━━━━━ Input for this task

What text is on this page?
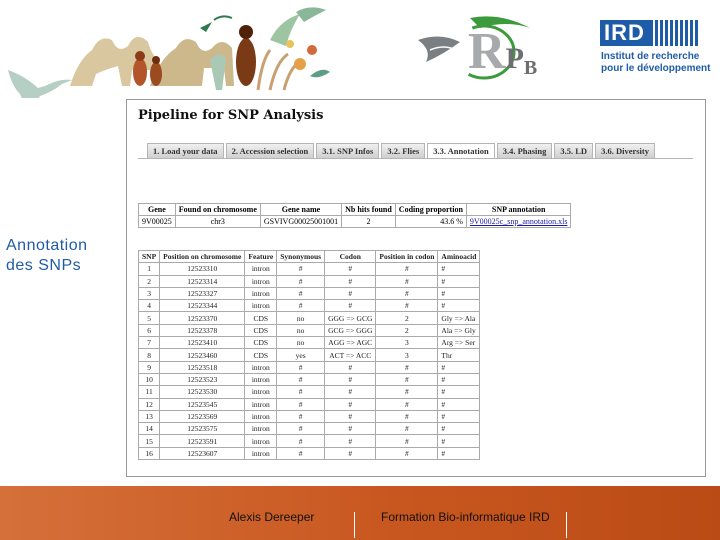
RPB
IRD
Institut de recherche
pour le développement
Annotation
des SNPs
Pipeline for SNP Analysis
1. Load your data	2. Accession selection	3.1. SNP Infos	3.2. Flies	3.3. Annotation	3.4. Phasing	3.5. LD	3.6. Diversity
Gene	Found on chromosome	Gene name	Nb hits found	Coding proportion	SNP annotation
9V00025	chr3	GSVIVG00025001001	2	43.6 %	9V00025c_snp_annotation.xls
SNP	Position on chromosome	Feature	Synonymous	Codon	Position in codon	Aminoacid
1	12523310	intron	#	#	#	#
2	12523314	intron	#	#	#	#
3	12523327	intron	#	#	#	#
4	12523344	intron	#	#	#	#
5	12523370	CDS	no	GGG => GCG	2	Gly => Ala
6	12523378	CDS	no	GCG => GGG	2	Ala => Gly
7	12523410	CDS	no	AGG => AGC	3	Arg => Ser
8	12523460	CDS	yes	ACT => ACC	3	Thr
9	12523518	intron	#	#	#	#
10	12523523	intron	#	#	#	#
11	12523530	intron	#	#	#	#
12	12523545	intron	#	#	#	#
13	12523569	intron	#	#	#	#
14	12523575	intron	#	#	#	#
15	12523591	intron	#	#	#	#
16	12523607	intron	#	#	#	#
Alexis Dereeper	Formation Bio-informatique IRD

━━━━━━━━━━
━━━━━ Input for this task

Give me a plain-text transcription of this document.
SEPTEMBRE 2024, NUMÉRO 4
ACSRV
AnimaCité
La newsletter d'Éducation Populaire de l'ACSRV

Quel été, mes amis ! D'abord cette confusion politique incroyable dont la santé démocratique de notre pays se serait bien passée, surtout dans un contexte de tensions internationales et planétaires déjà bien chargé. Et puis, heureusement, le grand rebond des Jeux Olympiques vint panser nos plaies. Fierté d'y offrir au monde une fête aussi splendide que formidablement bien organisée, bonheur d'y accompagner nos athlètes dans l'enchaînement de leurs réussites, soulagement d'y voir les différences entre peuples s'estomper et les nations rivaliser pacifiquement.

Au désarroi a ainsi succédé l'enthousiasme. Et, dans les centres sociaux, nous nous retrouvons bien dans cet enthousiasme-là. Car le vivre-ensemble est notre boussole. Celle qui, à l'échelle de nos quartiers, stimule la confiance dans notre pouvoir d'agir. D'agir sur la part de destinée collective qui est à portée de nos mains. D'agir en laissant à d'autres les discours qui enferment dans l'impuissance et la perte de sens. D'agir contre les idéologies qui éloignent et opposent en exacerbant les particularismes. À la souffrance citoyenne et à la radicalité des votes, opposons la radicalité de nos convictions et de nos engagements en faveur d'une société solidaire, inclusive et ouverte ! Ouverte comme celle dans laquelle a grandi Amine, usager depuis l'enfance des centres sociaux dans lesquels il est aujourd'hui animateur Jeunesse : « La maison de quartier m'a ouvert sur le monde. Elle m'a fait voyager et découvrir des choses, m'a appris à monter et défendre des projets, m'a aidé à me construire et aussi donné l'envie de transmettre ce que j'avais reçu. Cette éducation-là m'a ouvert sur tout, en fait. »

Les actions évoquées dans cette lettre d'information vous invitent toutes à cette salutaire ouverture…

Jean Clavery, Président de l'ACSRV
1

━━━━━━━━━━

(What is expected) Which lines of the data above contain "intron"? Copy each one.

(Finished task)
1	12523310	intron	#	#	#	#
2	12523314	intron	#	#	#	#
3	12523327	intron	#	#	#	#
4	12523344	intron	#	#	#	#
9	12523518	intron	#	#	#	#
10	12523523	intron	#	#	#	#
11	12523530	intron	#	#	#	#
12	12523545	intron	#	#	#	#
13	12523569	intron	#	#	#	#
14	12523575	intron	#	#	#	#
15	12523591	intron	#	#	#	#
16	12523607	intron	#	#	#	#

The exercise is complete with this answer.